[Start]
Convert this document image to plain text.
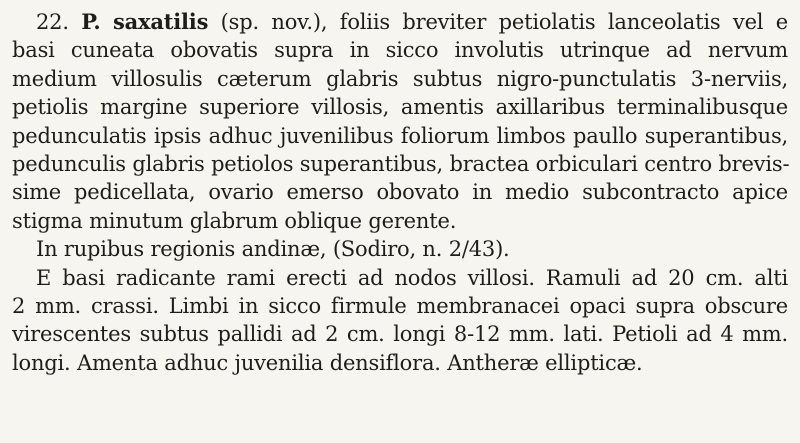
22. P. saxatilis (sp. nov.), foliis breviter petiolatis lanceolatis vel e
basi cuneata obovatis supra in sicco involutis utrinque ad nervum
medium villosulis cæterum glabris subtus nigro-punctulatis 3-nerviis,
petiolis margine superiore villosis, amentis axillaribus terminalibusque
pedunculatis ipsis adhuc juvenilibus foliorum limbos paullo superantibus,
pedunculis glabris petiolos superantibus, bractea orbiculari centro brevis-
sime pedicellata, ovario emerso obovato in medio subcontracto apice
stigma minutum glabrum oblique gerente.
In rupibus regionis andinæ, (Sodiro, n. 2/43).
E basi radicante rami erecti ad nodos villosi. Ramuli ad 20 cm. alti
2 mm. crassi. Limbi in sicco firmule membranacei opaci supra obscure
virescentes subtus pallidi ad 2 cm. longi 8-12 mm. lati. Petioli ad 4 mm.
longi. Amenta adhuc juvenilia densiflora. Antheræ ellipticæ.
[End]
Omit every picture, then repeat the remaining data exactly as it appears above.

Convert this document image to plain text.
22. P. saxatilis (sp. nov.), foliis breviter petiolatis lanceolatis vel e
basi cuneata obovatis supra in sicco involutis utrinque ad nervum
medium villosulis cæterum glabris subtus nigro-punctulatis 3-nerviis,
petiolis margine superiore villosis, amentis axillaribus terminalibusque
pedunculatis ipsis adhuc juvenilibus foliorum limbos paullo superantibus,
pedunculis glabris petiolos superantibus, bractea orbiculari centro brevis-
sime pedicellata, ovario emerso obovato in medio subcontracto apice
stigma minutum glabrum oblique gerente.
In rupibus regionis andinæ, (Sodiro, n. 2/43).
E basi radicante rami erecti ad nodos villosi. Ramuli ad 20 cm. alti
2 mm. crassi. Limbi in sicco firmule membranacei opaci supra obscure
virescentes subtus pallidi ad 2 cm. longi 8-12 mm. lati. Petioli ad 4 mm.
longi. Amenta adhuc juvenilia densiflora. Antheræ ellipticæ.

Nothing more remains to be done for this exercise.